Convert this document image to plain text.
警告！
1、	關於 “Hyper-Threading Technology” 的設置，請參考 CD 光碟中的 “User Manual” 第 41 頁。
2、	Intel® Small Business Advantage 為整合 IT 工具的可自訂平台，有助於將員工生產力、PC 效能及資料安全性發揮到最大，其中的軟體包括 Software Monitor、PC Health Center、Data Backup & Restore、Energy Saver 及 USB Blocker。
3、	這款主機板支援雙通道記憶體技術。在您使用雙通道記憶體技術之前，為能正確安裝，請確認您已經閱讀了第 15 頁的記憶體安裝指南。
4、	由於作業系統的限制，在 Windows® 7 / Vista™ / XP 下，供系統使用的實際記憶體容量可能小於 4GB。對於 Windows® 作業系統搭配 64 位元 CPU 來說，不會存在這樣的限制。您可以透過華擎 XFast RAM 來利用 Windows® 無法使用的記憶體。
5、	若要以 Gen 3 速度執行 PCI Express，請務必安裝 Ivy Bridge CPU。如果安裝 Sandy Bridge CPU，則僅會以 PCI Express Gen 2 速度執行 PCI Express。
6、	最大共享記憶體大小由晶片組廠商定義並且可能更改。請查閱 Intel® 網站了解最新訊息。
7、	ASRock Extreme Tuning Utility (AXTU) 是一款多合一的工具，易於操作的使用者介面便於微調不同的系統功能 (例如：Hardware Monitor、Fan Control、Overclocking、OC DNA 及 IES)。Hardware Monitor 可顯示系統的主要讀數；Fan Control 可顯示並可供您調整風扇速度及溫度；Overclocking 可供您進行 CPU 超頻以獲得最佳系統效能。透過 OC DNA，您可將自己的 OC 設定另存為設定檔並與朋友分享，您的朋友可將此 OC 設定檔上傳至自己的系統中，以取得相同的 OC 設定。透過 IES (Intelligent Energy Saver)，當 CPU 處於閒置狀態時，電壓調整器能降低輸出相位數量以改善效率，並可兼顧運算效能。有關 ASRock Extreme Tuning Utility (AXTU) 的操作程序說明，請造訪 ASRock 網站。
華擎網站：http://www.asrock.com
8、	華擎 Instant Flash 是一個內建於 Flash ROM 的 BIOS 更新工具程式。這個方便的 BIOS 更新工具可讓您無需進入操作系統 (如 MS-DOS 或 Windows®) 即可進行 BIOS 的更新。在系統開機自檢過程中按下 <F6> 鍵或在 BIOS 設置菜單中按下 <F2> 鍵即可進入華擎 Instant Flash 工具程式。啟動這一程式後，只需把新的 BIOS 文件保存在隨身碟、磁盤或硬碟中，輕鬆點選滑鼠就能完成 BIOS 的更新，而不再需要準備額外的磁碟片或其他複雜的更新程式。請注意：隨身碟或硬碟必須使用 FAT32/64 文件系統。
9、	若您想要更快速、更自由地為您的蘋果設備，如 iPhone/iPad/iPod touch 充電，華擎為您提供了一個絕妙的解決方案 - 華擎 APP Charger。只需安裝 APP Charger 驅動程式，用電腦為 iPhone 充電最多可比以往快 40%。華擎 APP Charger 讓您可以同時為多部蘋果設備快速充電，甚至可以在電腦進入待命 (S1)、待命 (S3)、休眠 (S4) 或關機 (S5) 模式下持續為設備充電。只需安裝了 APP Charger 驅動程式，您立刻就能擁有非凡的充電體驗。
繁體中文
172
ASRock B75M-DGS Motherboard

◇ ◇ ◇ ◇ ◇ ◇ ◇

OBJECTIVE: Each line of the listing above should be output exactly.

RESPONSE TO THE EXERCISE:
Convert this document image to plain text.
警告！
1、	關於 “Hyper-Threading Technology” 的設置，請參考 CD 光碟中的 “User Manual” 第 41 頁。
2、	Intel® Small Business Advantage 為整合 IT 工具的可自訂平台，有助於將員工生產力、PC 效能及資料安全性發揮到最大，其中的軟體包括 Software Monitor、PC Health Center、Data Backup & Restore、Energy Saver 及 USB Blocker。
3、	這款主機板支援雙通道記憶體技術。在您使用雙通道記憶體技術之前，為能正確安裝，請確認您已經閱讀了第 15 頁的記憶體安裝指南。
4、	由於作業系統的限制，在 Windows® 7 / Vista™ / XP 下，供系統使用的實際記憶體容量可能小於 4GB。對於 Windows® 作業系統搭配 64 位元 CPU 來說，不會存在這樣的限制。您可以透過華擎 XFast RAM 來利用 Windows® 無法使用的記憶體。
5、	若要以 Gen 3 速度執行 PCI Express，請務必安裝 Ivy Bridge CPU。如果安裝 Sandy Bridge CPU，則僅會以 PCI Express Gen 2 速度執行 PCI Express。
6、	最大共享記憶體大小由晶片組廠商定義並且可能更改。請查閱 Intel® 網站了解最新訊息。
7、	ASRock Extreme Tuning Utility (AXTU) 是一款多合一的工具，易於操作的使用者介面便於微調不同的系統功能 (例如：Hardware Monitor、Fan Control、Overclocking、OC DNA 及 IES)。Hardware Monitor 可顯示系統的主要讀數；Fan Control 可顯示並可供您調整風扇速度及溫度；Overclocking 可供您進行 CPU 超頻以獲得最佳系統效能。透過 OC DNA，您可將自己的 OC 設定另存為設定檔並與朋友分享，您的朋友可將此 OC 設定檔上傳至自己的系統中，以取得相同的 OC 設定。透過 IES (Intelligent Energy Saver)，當 CPU 處於閒置狀態時，電壓調整器能降低輸出相位數量以改善效率，並可兼顧運算效能。有關 ASRock Extreme Tuning Utility (AXTU) 的操作程序說明，請造訪 ASRock 網站。
華擎網站：http://www.asrock.com
8、	華擎 Instant Flash 是一個內建於 Flash ROM 的 BIOS 更新工具程式。這個方便的 BIOS 更新工具可讓您無需進入操作系統 (如 MS-DOS 或 Windows®) 即可進行 BIOS 的更新。在系統開機自檢過程中按下 <F6> 鍵或在 BIOS 設置菜單中按下 <F2> 鍵即可進入華擎 Instant Flash 工具程式。啟動這一程式後，只需把新的 BIOS 文件保存在隨身碟、磁盤或硬碟中，輕鬆點選滑鼠就能完成 BIOS 的更新，而不再需要準備額外的磁碟片或其他複雜的更新程式。請注意：隨身碟或硬碟必須使用 FAT32/64 文件系統。
9、	若您想要更快速、更自由地為您的蘋果設備，如 iPhone/iPad/iPod touch 充電，華擎為您提供了一個絕妙的解決方案 - 華擎 APP Charger。只需安裝 APP Charger 驅動程式，用電腦為 iPhone 充電最多可比以往快 40%。華擎 APP Charger 讓您可以同時為多部蘋果設備快速充電，甚至可以在電腦進入待命 (S1)、待命 (S3)、休眠 (S4) 或關機 (S5) 模式下持續為設備充電。只需安裝了 APP Charger 驅動程式，您立刻就能擁有非凡的充電體驗。
繁體中文
172
ASRock B75M-DGS Motherboard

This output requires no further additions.